**Task prompt**
Every record should be copied exactly, except that pictures are to be omitted.

**Information supplied**
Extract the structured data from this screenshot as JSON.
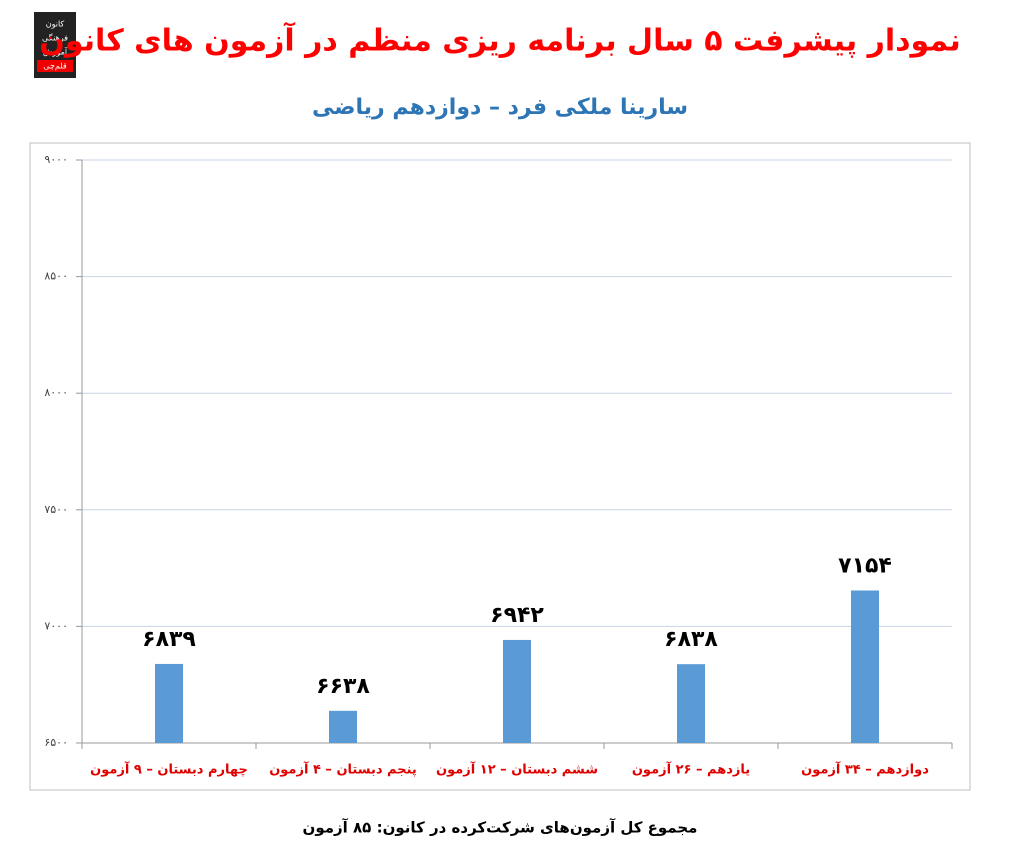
{
  "logo": [
    "کانون",
    "فرهنگی",
    "آموزش",
    "قلم‌چی"
  ],
  "footer": "مجموع کل آزمون‌های شرکت‌کرده در کانون: ۸۵ آزمون",
  "chart_data": {
    "type": "bar",
    "title": "نمودار پیشرفت ۵ سال برنامه ریزی منظم در آزمون های کانون",
    "subtitle": "سارینا ملکی فرد – دوازدهم ریاضی",
    "categories": [
      "چهارم دبستان – ۹ آزمون",
      "پنجم دبستان – ۴ آزمون",
      "ششم دبستان – ۱۲ آزمون",
      "یازدهم – ۲۶ آزمون",
      "دوازدهم – ۳۴ آزمون"
    ],
    "values": [
      6839,
      6638,
      6942,
      6838,
      7154
    ],
    "value_labels": [
      "۶۸۳۹",
      "۶۶۳۸",
      "۶۹۴۲",
      "۶۸۳۸",
      "۷۱۵۴"
    ],
    "color": "#5b9bd5",
    "ylim": [
      6500,
      9000
    ],
    "yticks": [
      {
        "value": 6500,
        "label": "۶۵۰۰"
      },
      {
        "value": 7000,
        "label": "۷۰۰۰"
      },
      {
        "value": 7500,
        "label": "۷۵۰۰"
      },
      {
        "value": 8000,
        "label": "۸۰۰۰"
      },
      {
        "value": 8500,
        "label": "۸۵۰۰"
      },
      {
        "value": 9000,
        "label": "۹۰۰۰"
      }
    ],
    "grid": true
  }
}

**The reply**
Extract the structured data from this screenshot as JSON.
{
  "logo": [
    "کانون",
    "فرهنگی",
    "آموزش",
    "قلم‌چی"
  ],
  "footer": "مجموع کل آزمون‌های شرکت‌کرده در کانون: ۸۵ آزمون",
  "chart_data": {
    "type": "bar",
    "title": "نمودار پیشرفت ۵ سال برنامه ریزی منظم در آزمون های کانون",
    "subtitle": "سارینا ملکی فرد – دوازدهم ریاضی",
    "categories": [
      "چهارم دبستان – ۹ آزمون",
      "پنجم دبستان – ۴ آزمون",
      "ششم دبستان – ۱۲ آزمون",
      "یازدهم – ۲۶ آزمون",
      "دوازدهم – ۳۴ آزمون"
    ],
    "values": [
      6839,
      6638,
      6942,
      6838,
      7154
    ],
    "value_labels": [
      "۶۸۳۹",
      "۶۶۳۸",
      "۶۹۴۲",
      "۶۸۳۸",
      "۷۱۵۴"
    ],
    "color": "#5b9bd5",
    "ylim": [
      6500,
      9000
    ],
    "yticks": [
      {
        "value": 6500,
        "label": "۶۵۰۰"
      },
      {
        "value": 7000,
        "label": "۷۰۰۰"
      },
      {
        "value": 7500,
        "label": "۷۵۰۰"
      },
      {
        "value": 8000,
        "label": "۸۰۰۰"
      },
      {
        "value": 8500,
        "label": "۸۵۰۰"
      },
      {
        "value": 9000,
        "label": "۹۰۰۰"
      }
    ],
    "grid": true
  }
}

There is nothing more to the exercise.